> [WHAT THIS TASK INVOLVES]
Here are records with pictures in them. Copy all of them exactly and leave the pictures out.

> [AVAILABLE RECORDS]
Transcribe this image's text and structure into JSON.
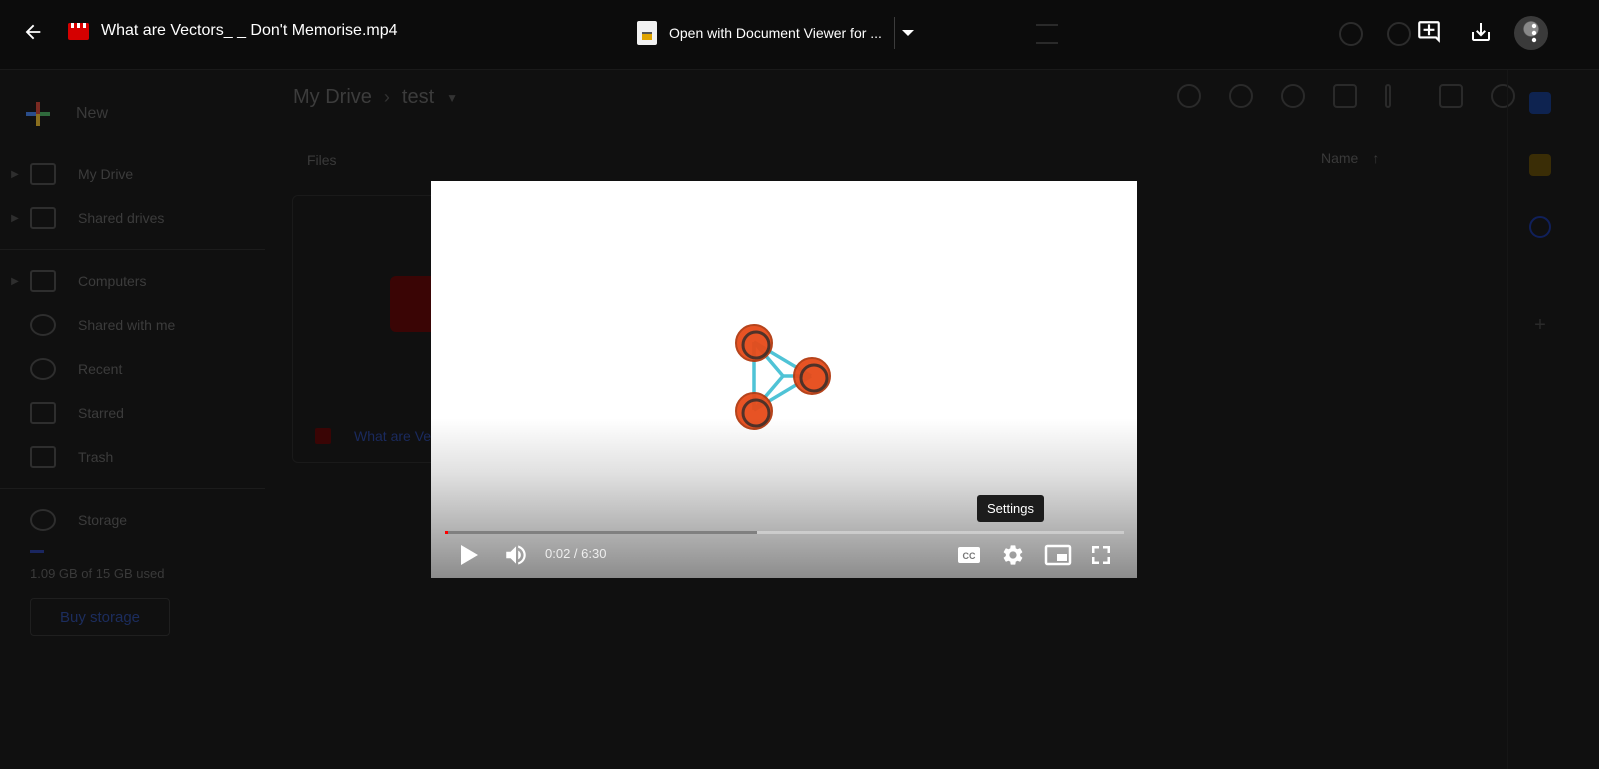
{
  "viewer": {
    "file_title": "What are Vectors_ _ Don't Memorise.mp4",
    "open_with_label": "Open with Document Viewer for ...",
    "icons": {
      "back": "arrow-left-icon",
      "file_type": "video-file-icon",
      "open_with_app": "document-viewer-icon",
      "open_with_dropdown": "caret-down-icon",
      "add_comment": "add-comment-icon",
      "download": "download-icon",
      "more": "more-vert-icon"
    }
  },
  "player": {
    "current_time": "0:02",
    "duration": "6:30",
    "time_display": "0:02 / 6:30",
    "played_fraction": 0.005,
    "buffered_fraction": 0.46,
    "tooltip": "Settings",
    "controls": {
      "play": "play-icon",
      "volume": "volume-icon",
      "captions": "cc-icon",
      "settings": "gear-icon",
      "miniplayer": "miniplayer-icon",
      "fullscreen": "fullscreen-icon"
    },
    "colors": {
      "played": "#ff0000",
      "logo_node": "#e64a19",
      "logo_edge": "#4fc3d6"
    }
  },
  "drive_background": {
    "new_label": "New",
    "nav": [
      {
        "label": "My Drive",
        "icon": "my-drive-icon"
      },
      {
        "label": "Shared drives",
        "icon": "shared-drives-icon"
      },
      {
        "label": "Computers",
        "icon": "computers-icon"
      },
      {
        "label": "Shared with me",
        "icon": "people-icon"
      },
      {
        "label": "Recent",
        "icon": "clock-icon"
      },
      {
        "label": "Starred",
        "icon": "star-icon"
      },
      {
        "label": "Trash",
        "icon": "trash-icon"
      },
      {
        "label": "Storage",
        "icon": "cloud-icon"
      }
    ],
    "storage_text": "1.09 GB of 15 GB used",
    "buy_storage": "Buy storage",
    "breadcrumb": {
      "root": "My Drive",
      "current": "test"
    },
    "files_label": "Files",
    "sort_label": "Name",
    "file_card_name": "What are Ve"
  }
}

> [OUTPUT FOR THIS TASK]
Transcribe this image's text and structure into JSON.
{
  "viewer": {
    "file_title": "What are Vectors_ _ Don't Memorise.mp4",
    "open_with_label": "Open with Document Viewer for ...",
    "icons": {
      "back": "arrow-left-icon",
      "file_type": "video-file-icon",
      "open_with_app": "document-viewer-icon",
      "open_with_dropdown": "caret-down-icon",
      "add_comment": "add-comment-icon",
      "download": "download-icon",
      "more": "more-vert-icon"
    }
  },
  "player": {
    "current_time": "0:02",
    "duration": "6:30",
    "time_display": "0:02 / 6:30",
    "played_fraction": 0.005,
    "buffered_fraction": 0.46,
    "tooltip": "Settings",
    "controls": {
      "play": "play-icon",
      "volume": "volume-icon",
      "captions": "cc-icon",
      "settings": "gear-icon",
      "miniplayer": "miniplayer-icon",
      "fullscreen": "fullscreen-icon"
    },
    "colors": {
      "played": "#ff0000",
      "logo_node": "#e64a19",
      "logo_edge": "#4fc3d6"
    }
  },
  "drive_background": {
    "new_label": "New",
    "nav": [
      {
        "label": "My Drive",
        "icon": "my-drive-icon"
      },
      {
        "label": "Shared drives",
        "icon": "shared-drives-icon"
      },
      {
        "label": "Computers",
        "icon": "computers-icon"
      },
      {
        "label": "Shared with me",
        "icon": "people-icon"
      },
      {
        "label": "Recent",
        "icon": "clock-icon"
      },
      {
        "label": "Starred",
        "icon": "star-icon"
      },
      {
        "label": "Trash",
        "icon": "trash-icon"
      },
      {
        "label": "Storage",
        "icon": "cloud-icon"
      }
    ],
    "storage_text": "1.09 GB of 15 GB used",
    "buy_storage": "Buy storage",
    "breadcrumb": {
      "root": "My Drive",
      "current": "test"
    },
    "files_label": "Files",
    "sort_label": "Name",
    "file_card_name": "What are Ve"
  }
}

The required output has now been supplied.